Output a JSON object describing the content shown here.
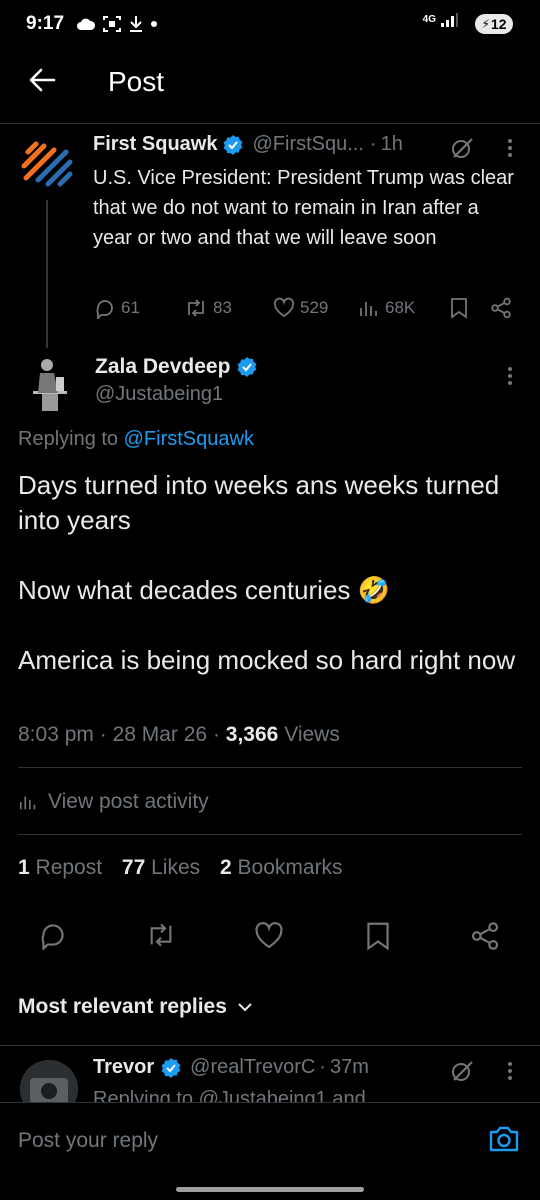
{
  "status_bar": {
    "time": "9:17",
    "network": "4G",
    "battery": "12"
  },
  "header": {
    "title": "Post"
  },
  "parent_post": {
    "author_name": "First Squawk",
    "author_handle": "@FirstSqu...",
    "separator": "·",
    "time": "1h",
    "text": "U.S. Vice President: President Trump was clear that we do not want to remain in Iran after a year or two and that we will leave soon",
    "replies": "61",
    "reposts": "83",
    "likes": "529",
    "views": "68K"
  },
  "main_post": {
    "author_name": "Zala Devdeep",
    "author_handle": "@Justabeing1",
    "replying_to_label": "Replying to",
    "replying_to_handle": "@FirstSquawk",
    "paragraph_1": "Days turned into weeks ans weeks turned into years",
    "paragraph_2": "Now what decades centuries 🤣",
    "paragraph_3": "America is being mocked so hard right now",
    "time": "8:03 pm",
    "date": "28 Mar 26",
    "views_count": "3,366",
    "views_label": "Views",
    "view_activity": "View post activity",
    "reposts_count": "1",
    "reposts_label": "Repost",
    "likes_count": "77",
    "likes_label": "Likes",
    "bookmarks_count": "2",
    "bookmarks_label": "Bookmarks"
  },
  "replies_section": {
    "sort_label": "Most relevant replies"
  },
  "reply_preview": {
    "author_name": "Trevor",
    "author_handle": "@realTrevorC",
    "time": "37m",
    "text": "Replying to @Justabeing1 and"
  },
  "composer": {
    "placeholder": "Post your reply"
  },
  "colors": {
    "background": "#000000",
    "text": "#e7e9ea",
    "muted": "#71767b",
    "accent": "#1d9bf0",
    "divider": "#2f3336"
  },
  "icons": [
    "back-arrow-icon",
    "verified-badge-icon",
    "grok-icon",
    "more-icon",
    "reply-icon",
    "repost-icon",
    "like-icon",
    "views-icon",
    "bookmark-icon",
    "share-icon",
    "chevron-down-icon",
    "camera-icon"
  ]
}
--------
Work to be completed — Copy out each line word for word, please, skipping the images.

Task result —
Output a JSON object describing the content shown here.
{
  "status_bar": {
    "time": "9:17",
    "network": "4G",
    "battery": "12"
  },
  "header": {
    "title": "Post"
  },
  "parent_post": {
    "author_name": "First Squawk",
    "author_handle": "@FirstSqu...",
    "separator": "·",
    "time": "1h",
    "text": "U.S. Vice President: President Trump was clear that we do not want to remain in Iran after a year or two and that we will leave soon",
    "replies": "61",
    "reposts": "83",
    "likes": "529",
    "views": "68K"
  },
  "main_post": {
    "author_name": "Zala Devdeep",
    "author_handle": "@Justabeing1",
    "replying_to_label": "Replying to",
    "replying_to_handle": "@FirstSquawk",
    "paragraph_1": "Days turned into weeks ans weeks turned into years",
    "paragraph_2": "Now what decades centuries 🤣",
    "paragraph_3": "America is being mocked so hard right now",
    "time": "8:03 pm",
    "date": "28 Mar 26",
    "views_count": "3,366",
    "views_label": "Views",
    "view_activity": "View post activity",
    "reposts_count": "1",
    "reposts_label": "Repost",
    "likes_count": "77",
    "likes_label": "Likes",
    "bookmarks_count": "2",
    "bookmarks_label": "Bookmarks"
  },
  "replies_section": {
    "sort_label": "Most relevant replies"
  },
  "reply_preview": {
    "author_name": "Trevor",
    "author_handle": "@realTrevorC",
    "time": "37m",
    "text": "Replying to @Justabeing1 and"
  },
  "composer": {
    "placeholder": "Post your reply"
  },
  "colors": {
    "background": "#000000",
    "text": "#e7e9ea",
    "muted": "#71767b",
    "accent": "#1d9bf0",
    "divider": "#2f3336"
  },
  "icons": [
    "back-arrow-icon",
    "verified-badge-icon",
    "grok-icon",
    "more-icon",
    "reply-icon",
    "repost-icon",
    "like-icon",
    "views-icon",
    "bookmark-icon",
    "share-icon",
    "chevron-down-icon",
    "camera-icon"
  ]
}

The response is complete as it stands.